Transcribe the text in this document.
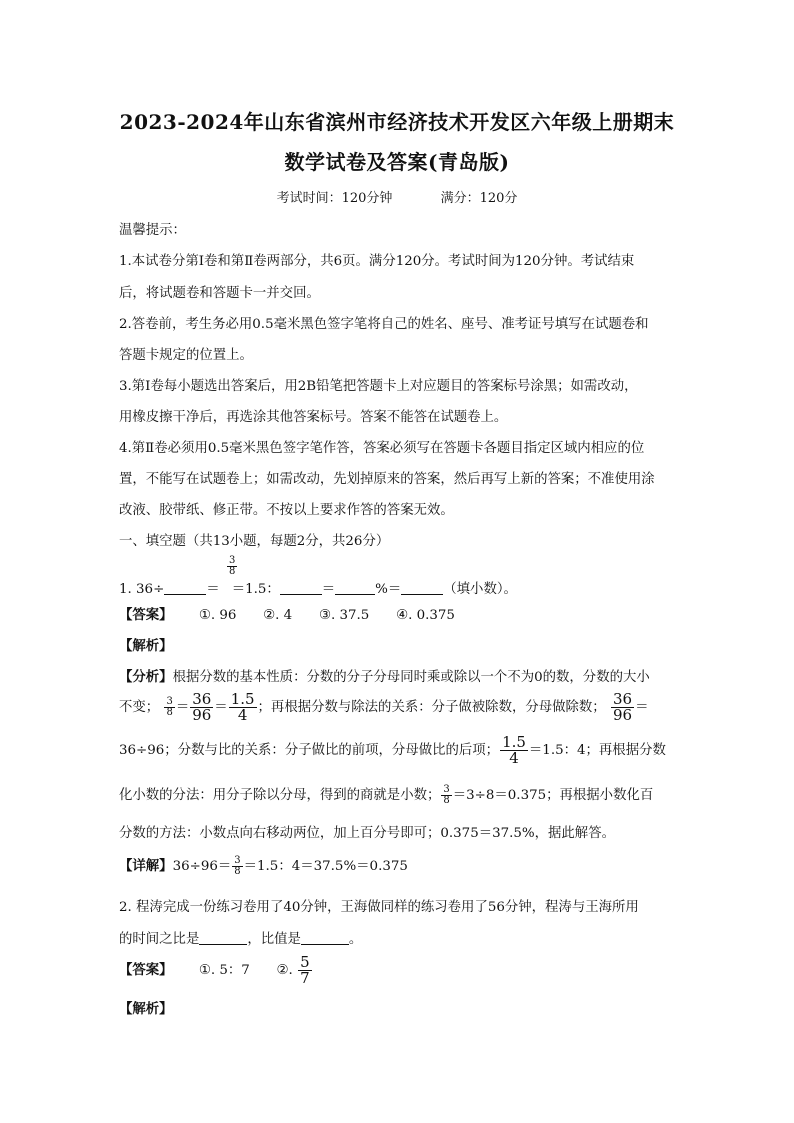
2023-2024年山东省滨州市经济技术开发区六年级上册期末
数学试卷及答案(青岛版)
考试时间：120分钟	满分：120分
温馨提示：
1.本试卷分第Ⅰ卷和第Ⅱ卷两部分，共6页。满分120分。考试时间为120分钟。考试结束
后，将试题卷和答题卡一并交回。
2.答卷前，考生务必用0.5毫米黑色签字笔将自己的姓名、座号、准考证号填写在试题卷和
答题卡规定的位置上。
3.第Ⅰ卷每小题选出答案后，用2B铅笔把答题卡上对应题目的答案标号涂黑；如需改动，
用橡皮擦干净后，再选涂其他答案标号。答案不能答在试题卷上。
4.第Ⅱ卷必须用0.5毫米黑色签字笔作答，答案必须写在答题卡各题目指定区域内相应的位
置，不能写在试题卷上；如需改动，先划掉原来的答案，然后再写上新的答案；不准使用涂
改液、胶带纸、修正带。不按以上要求作答的答案无效。
一、填空题（共13小题，每题2分，共26分）
3
8
1. 36÷	＝ ＝1.5：	＝	%＝	（填小数）。
【答案】 ①. 96　　②. 4　　③. 37.5　　④. 0.375
【解析】
【分析】根据分数的基本性质：分数的分子分母同时乘或除以一个不为0的数，分数的大小
不变； $\frac{3}{8} = \frac{36}{96} = \frac{1.5}{4}$ ；再根据分数与除法的关系：分子做被除数，分母做除数； $\frac{36}{96}$ ＝
36÷96；分数与比的关系：分子做比的前项，分母做比的后项； $\frac{1.5}{4} =1.5$：4；再根据分数
化小数的分法：用分子除以分母，得到的商就是小数； $\frac{3}{8} =3\div 8=0.375$；再根据小数化百
分数的方法：小数点向右移动两位，加上百分号即可；0.375＝37.5%，据此解答。
【详解】$36\div 96= \frac{3}{8} =1.5$：4＝37.5%＝0.375
2. 程涛完成一份练习卷用了40分钟，王海做同样的练习卷用了56分钟，程涛与王海所用
的时间之比是	，比值是	。
【答案】 ①. 5：7　　②. $\frac{5}{7}$
【解析】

_ _ _

(PROBLEM) Search the data above for the string "如需改动" and return every line that has it.

(ANSWER FOR THE TASK)
3.第Ⅰ卷每小题选出答案后，用2B铅笔把答题卡上对应题目的答案标号涂黑；如需改动，
置，不能写在试题卷上；如需改动，先划掉原来的答案，然后再写上新的答案；不准使用涂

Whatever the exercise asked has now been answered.